**What the task asks:** Return every line of the material below verbatim, with nothing changed, added, or left out.

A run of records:

_ _ _ _

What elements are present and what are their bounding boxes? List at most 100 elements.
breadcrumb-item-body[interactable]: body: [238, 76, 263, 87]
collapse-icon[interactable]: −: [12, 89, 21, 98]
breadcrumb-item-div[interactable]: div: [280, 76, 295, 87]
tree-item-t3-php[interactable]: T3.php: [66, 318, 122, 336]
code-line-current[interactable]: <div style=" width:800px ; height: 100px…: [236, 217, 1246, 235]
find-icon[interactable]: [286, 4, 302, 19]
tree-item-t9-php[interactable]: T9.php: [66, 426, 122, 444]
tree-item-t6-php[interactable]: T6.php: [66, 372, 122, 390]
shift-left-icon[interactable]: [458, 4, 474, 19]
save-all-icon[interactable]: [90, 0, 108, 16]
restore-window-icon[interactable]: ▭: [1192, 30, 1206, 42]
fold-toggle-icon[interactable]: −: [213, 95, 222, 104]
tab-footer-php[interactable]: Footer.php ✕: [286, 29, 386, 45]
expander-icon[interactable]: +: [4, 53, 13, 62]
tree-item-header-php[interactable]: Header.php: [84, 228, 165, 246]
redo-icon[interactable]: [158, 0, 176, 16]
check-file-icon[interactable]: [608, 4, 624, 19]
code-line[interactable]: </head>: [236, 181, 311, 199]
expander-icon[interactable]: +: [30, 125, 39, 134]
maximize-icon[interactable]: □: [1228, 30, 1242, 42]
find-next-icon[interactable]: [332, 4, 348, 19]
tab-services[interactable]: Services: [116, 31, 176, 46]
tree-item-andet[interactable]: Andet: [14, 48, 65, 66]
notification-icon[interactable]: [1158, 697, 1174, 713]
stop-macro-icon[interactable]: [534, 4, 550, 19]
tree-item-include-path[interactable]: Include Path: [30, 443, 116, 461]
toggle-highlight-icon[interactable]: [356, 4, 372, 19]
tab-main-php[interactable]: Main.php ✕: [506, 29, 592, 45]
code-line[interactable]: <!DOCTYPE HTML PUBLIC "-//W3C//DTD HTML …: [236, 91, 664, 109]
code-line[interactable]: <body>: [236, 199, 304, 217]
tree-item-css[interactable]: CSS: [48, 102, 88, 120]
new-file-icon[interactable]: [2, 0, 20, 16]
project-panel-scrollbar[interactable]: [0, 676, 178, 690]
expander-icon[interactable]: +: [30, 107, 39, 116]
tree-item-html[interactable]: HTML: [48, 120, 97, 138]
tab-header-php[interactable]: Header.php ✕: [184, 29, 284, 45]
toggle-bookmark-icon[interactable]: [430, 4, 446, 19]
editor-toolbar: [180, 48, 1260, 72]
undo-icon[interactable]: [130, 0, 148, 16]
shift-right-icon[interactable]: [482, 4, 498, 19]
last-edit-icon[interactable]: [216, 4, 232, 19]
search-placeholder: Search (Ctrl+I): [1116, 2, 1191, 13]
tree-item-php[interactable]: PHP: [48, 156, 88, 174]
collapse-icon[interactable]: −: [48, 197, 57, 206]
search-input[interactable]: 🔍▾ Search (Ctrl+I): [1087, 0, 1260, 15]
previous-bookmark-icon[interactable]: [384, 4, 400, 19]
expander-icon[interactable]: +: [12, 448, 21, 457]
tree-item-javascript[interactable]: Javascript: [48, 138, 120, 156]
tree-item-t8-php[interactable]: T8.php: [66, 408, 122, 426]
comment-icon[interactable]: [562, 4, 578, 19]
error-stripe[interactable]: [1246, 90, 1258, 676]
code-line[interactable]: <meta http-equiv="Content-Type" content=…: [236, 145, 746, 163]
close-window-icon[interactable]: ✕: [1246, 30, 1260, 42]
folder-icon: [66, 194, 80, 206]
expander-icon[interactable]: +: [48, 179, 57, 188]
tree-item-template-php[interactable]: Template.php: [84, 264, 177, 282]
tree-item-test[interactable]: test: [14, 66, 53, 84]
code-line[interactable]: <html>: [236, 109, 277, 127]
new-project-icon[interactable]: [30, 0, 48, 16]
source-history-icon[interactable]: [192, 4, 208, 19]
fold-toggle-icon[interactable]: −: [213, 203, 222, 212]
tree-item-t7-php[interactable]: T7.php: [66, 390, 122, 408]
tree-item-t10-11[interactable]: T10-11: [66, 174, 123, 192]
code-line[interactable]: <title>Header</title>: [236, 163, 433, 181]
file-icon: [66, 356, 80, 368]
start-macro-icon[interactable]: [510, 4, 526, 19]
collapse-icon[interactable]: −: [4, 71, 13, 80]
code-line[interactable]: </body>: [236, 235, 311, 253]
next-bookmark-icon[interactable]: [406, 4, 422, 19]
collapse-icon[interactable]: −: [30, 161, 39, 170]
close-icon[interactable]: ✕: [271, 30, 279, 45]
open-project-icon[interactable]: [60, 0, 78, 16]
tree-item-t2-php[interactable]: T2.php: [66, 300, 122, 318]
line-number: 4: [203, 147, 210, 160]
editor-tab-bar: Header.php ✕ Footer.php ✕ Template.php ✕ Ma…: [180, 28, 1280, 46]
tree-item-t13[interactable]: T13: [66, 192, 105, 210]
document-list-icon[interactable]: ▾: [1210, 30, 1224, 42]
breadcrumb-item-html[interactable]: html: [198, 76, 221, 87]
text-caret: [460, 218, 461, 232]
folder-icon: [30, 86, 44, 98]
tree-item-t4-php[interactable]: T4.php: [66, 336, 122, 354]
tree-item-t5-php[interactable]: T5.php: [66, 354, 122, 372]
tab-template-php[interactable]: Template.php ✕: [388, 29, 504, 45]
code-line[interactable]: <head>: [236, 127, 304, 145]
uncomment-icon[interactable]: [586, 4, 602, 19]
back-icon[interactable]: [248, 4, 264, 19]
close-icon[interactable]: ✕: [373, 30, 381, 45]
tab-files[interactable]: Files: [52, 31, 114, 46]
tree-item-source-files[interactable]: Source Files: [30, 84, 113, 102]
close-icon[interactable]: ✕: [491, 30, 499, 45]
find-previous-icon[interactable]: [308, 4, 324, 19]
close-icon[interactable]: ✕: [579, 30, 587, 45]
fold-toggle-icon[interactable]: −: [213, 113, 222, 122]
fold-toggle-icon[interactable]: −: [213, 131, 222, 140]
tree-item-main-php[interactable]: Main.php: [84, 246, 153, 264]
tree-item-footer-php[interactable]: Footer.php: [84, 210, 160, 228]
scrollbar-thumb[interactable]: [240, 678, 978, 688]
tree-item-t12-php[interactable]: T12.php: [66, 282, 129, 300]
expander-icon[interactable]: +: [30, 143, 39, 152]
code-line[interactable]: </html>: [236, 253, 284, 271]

_ _ _ _

**Solution:**
What elements are present and what are their bounding boxes? List at most 100 elements.
breadcrumb-item-body[interactable]: body: [238, 76, 263, 87]
collapse-icon[interactable]: −: [12, 89, 21, 98]
breadcrumb-item-div[interactable]: div: [280, 76, 295, 87]
tree-item-t3-php[interactable]: T3.php: [66, 318, 122, 336]
code-line-current[interactable]: <div style=" width:800px ; height: 100px…: [236, 217, 1246, 235]
find-icon[interactable]: [286, 4, 302, 19]
tree-item-t9-php[interactable]: T9.php: [66, 426, 122, 444]
tree-item-t6-php[interactable]: T6.php: [66, 372, 122, 390]
shift-left-icon[interactable]: [458, 4, 474, 19]
save-all-icon[interactable]: [90, 0, 108, 16]
restore-window-icon[interactable]: ▭: [1192, 30, 1206, 42]
fold-toggle-icon[interactable]: −: [213, 95, 222, 104]
tab-footer-php[interactable]: Footer.php ✕: [286, 29, 386, 45]
expander-icon[interactable]: +: [4, 53, 13, 62]
tree-item-header-php[interactable]: Header.php: [84, 228, 165, 246]
redo-icon[interactable]: [158, 0, 176, 16]
check-file-icon[interactable]: [608, 4, 624, 19]
code-line[interactable]: </head>: [236, 181, 311, 199]
expander-icon[interactable]: +: [30, 125, 39, 134]
maximize-icon[interactable]: □: [1228, 30, 1242, 42]
find-next-icon[interactable]: [332, 4, 348, 19]
tab-services[interactable]: Services: [116, 31, 176, 46]
tree-item-andet[interactable]: Andet: [14, 48, 65, 66]
notification-icon[interactable]: [1158, 697, 1174, 713]
stop-macro-icon[interactable]: [534, 4, 550, 19]
tree-item-include-path[interactable]: Include Path: [30, 443, 116, 461]
toggle-highlight-icon[interactable]: [356, 4, 372, 19]
tab-main-php[interactable]: Main.php ✕: [506, 29, 592, 45]
code-line[interactable]: <!DOCTYPE HTML PUBLIC "-//W3C//DTD HTML …: [236, 91, 664, 109]
code-line[interactable]: <body>: [236, 199, 304, 217]
tree-item-css[interactable]: CSS: [48, 102, 88, 120]
new-file-icon[interactable]: [2, 0, 20, 16]
project-panel-scrollbar[interactable]: [0, 676, 178, 690]
expander-icon[interactable]: +: [30, 107, 39, 116]
tree-item-html[interactable]: HTML: [48, 120, 97, 138]
tab-header-php[interactable]: Header.php ✕: [184, 29, 284, 45]
toggle-bookmark-icon[interactable]: [430, 4, 446, 19]
editor-toolbar: [180, 48, 1260, 72]
undo-icon[interactable]: [130, 0, 148, 16]
shift-right-icon[interactable]: [482, 4, 498, 19]
last-edit-icon[interactable]: [216, 4, 232, 19]
search-placeholder: Search (Ctrl+I): [1116, 2, 1191, 13]
tree-item-php[interactable]: PHP: [48, 156, 88, 174]
collapse-icon[interactable]: −: [48, 197, 57, 206]
search-input[interactable]: 🔍▾ Search (Ctrl+I): [1087, 0, 1260, 15]
previous-bookmark-icon[interactable]: [384, 4, 400, 19]
expander-icon[interactable]: +: [12, 448, 21, 457]
tree-item-javascript[interactable]: Javascript: [48, 138, 120, 156]
tree-item-t8-php[interactable]: T8.php: [66, 408, 122, 426]
comment-icon[interactable]: [562, 4, 578, 19]
error-stripe[interactable]: [1246, 90, 1258, 676]
code-line[interactable]: <meta http-equiv="Content-Type" content=…: [236, 145, 746, 163]
close-window-icon[interactable]: ✕: [1246, 30, 1260, 42]
folder-icon: [66, 194, 80, 206]
expander-icon[interactable]: +: [48, 179, 57, 188]
tree-item-template-php[interactable]: Template.php: [84, 264, 177, 282]
tree-item-test[interactable]: test: [14, 66, 53, 84]
code-line[interactable]: <html>: [236, 109, 277, 127]
new-project-icon[interactable]: [30, 0, 48, 16]
source-history-icon[interactable]: [192, 4, 208, 19]
fold-toggle-icon[interactable]: −: [213, 203, 222, 212]
tree-item-t7-php[interactable]: T7.php: [66, 390, 122, 408]
tree-item-t10-11[interactable]: T10-11: [66, 174, 123, 192]
code-line[interactable]: <title>Header</title>: [236, 163, 433, 181]
file-icon: [66, 356, 80, 368]
start-macro-icon[interactable]: [510, 4, 526, 19]
collapse-icon[interactable]: −: [4, 71, 13, 80]
code-line[interactable]: </body>: [236, 235, 311, 253]
next-bookmark-icon[interactable]: [406, 4, 422, 19]
collapse-icon[interactable]: −: [30, 161, 39, 170]
close-icon[interactable]: ✕: [271, 30, 279, 45]
open-project-icon[interactable]: [60, 0, 78, 16]
tree-item-t2-php[interactable]: T2.php: [66, 300, 122, 318]
line-number: 4: [203, 147, 210, 160]
editor-tab-bar: Header.php ✕ Footer.php ✕ Template.php ✕ Ma…: [180, 28, 1280, 46]
tree-item-t13[interactable]: T13: [66, 192, 105, 210]
document-list-icon[interactable]: ▾: [1210, 30, 1224, 42]
breadcrumb-item-html[interactable]: html: [198, 76, 221, 87]
text-caret: [460, 218, 461, 232]
folder-icon: [30, 86, 44, 98]
tree-item-t4-php[interactable]: T4.php: [66, 336, 122, 354]
tree-item-t5-php[interactable]: T5.php: [66, 354, 122, 372]
tab-template-php[interactable]: Template.php ✕: [388, 29, 504, 45]
code-line[interactable]: <head>: [236, 127, 304, 145]
uncomment-icon[interactable]: [586, 4, 602, 19]
back-icon[interactable]: [248, 4, 264, 19]
close-icon[interactable]: ✕: [373, 30, 381, 45]
tab-files[interactable]: Files: [52, 31, 114, 46]
tree-item-source-files[interactable]: Source Files: [30, 84, 113, 102]
close-icon[interactable]: ✕: [491, 30, 499, 45]
find-previous-icon[interactable]: [308, 4, 324, 19]
close-icon[interactable]: ✕: [579, 30, 587, 45]
fold-toggle-icon[interactable]: −: [213, 113, 222, 122]
fold-toggle-icon[interactable]: −: [213, 131, 222, 140]
tree-item-main-php[interactable]: Main.php: [84, 246, 153, 264]
tree-item-footer-php[interactable]: Footer.php: [84, 210, 160, 228]
scrollbar-thumb[interactable]: [240, 678, 978, 688]
tree-item-t12-php[interactable]: T12.php: [66, 282, 129, 300]
expander-icon[interactable]: +: [30, 143, 39, 152]
code-line[interactable]: </html>: [236, 253, 284, 271]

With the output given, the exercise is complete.